# [Short task]
Examine the records and identify each line that includes the string "follows". Copy those lines.

# [Provided entries]
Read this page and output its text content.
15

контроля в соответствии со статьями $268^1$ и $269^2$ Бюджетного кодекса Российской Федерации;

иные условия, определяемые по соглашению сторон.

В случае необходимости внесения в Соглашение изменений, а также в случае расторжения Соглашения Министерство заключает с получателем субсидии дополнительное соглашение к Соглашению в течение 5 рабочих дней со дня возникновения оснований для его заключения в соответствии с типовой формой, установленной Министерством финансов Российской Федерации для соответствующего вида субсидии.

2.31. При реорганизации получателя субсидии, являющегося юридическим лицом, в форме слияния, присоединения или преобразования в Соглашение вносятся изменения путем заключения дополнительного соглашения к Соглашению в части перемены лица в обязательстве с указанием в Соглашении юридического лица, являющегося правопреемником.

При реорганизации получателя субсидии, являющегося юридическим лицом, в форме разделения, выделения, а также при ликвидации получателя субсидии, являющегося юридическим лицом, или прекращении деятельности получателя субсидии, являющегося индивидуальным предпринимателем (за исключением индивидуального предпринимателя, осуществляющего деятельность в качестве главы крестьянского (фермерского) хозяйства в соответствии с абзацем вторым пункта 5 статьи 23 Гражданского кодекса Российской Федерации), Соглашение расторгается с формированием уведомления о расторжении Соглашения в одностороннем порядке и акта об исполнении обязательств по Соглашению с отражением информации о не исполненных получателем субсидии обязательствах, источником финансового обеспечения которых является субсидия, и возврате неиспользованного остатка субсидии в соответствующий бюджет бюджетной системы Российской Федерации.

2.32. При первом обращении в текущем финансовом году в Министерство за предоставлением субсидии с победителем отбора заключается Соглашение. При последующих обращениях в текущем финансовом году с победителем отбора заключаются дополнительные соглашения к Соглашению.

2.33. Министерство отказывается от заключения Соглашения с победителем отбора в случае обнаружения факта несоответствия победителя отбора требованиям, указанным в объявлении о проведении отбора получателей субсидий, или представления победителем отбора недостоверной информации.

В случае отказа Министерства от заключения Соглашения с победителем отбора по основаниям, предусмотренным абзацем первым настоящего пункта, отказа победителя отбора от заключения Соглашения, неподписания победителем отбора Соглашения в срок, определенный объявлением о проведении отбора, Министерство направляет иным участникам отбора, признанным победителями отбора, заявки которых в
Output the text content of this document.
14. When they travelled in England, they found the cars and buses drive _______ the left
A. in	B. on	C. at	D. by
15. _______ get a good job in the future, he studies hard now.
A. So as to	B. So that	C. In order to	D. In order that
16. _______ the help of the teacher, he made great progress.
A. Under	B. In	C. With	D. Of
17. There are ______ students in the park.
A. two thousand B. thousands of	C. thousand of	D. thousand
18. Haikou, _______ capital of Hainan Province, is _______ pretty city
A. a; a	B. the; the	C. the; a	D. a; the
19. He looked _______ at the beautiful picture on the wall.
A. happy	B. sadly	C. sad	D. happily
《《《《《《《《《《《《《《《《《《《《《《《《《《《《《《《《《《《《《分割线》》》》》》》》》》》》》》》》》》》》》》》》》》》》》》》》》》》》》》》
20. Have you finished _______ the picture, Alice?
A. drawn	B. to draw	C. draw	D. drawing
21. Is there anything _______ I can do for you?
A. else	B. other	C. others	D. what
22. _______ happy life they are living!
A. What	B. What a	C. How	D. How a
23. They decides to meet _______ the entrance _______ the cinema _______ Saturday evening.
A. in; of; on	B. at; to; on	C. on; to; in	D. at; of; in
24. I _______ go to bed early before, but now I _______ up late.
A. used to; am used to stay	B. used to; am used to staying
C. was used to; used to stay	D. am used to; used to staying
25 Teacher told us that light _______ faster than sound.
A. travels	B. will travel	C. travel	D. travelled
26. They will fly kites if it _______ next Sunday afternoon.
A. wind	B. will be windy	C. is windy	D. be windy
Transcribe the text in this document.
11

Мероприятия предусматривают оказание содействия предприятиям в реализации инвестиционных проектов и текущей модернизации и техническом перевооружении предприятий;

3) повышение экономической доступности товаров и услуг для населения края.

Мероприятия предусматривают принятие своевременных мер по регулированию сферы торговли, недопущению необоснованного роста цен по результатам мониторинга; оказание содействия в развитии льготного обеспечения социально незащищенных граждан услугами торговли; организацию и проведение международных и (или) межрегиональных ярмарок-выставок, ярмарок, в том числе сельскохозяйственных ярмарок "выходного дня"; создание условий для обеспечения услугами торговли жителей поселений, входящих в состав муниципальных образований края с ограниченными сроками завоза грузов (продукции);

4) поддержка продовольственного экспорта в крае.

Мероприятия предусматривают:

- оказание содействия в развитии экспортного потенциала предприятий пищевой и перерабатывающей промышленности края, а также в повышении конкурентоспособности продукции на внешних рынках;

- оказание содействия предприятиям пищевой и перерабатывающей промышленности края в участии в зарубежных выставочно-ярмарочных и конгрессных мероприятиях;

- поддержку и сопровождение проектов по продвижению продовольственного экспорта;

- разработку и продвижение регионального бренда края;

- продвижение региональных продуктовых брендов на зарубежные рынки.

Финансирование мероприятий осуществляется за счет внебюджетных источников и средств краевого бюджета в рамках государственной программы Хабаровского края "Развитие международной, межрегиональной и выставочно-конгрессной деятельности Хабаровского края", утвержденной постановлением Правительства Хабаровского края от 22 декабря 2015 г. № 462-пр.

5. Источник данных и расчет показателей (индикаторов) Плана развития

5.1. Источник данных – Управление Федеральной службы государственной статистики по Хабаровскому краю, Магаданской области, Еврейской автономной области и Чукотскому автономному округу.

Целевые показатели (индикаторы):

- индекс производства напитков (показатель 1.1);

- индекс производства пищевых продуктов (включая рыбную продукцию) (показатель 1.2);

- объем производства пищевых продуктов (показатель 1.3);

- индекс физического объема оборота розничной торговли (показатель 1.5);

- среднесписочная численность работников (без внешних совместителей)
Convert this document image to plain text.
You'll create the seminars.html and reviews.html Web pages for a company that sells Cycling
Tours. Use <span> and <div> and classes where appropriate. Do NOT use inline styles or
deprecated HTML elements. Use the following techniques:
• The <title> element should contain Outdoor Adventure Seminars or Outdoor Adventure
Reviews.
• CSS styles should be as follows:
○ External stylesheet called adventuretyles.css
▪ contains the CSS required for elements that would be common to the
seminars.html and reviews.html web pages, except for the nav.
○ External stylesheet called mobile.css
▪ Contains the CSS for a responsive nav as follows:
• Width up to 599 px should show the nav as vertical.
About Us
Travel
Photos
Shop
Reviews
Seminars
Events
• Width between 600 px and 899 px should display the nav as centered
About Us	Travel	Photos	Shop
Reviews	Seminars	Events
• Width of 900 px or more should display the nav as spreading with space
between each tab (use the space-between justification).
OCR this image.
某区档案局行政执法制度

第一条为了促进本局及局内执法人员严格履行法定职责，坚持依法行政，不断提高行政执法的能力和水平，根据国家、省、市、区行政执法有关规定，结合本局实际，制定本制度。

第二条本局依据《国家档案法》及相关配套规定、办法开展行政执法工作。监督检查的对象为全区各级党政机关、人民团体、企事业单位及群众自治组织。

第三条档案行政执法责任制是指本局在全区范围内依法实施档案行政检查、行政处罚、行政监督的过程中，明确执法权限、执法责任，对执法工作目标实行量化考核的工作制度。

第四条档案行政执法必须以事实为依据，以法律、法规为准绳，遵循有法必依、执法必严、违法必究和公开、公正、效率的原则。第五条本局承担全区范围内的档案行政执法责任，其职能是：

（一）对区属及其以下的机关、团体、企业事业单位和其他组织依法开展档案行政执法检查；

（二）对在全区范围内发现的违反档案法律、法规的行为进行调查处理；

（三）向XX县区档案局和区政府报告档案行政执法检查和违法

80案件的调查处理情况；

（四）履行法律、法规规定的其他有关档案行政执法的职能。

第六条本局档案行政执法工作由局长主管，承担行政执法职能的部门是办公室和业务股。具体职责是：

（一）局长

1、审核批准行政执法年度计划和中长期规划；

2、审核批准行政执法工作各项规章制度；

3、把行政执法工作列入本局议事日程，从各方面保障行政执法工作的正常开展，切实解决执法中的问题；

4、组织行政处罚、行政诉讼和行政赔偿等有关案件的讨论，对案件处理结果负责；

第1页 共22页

# [Solution to the exercise]
• CSS styles should be as follows:
▪ Contains the CSS for a responsive nav as follows:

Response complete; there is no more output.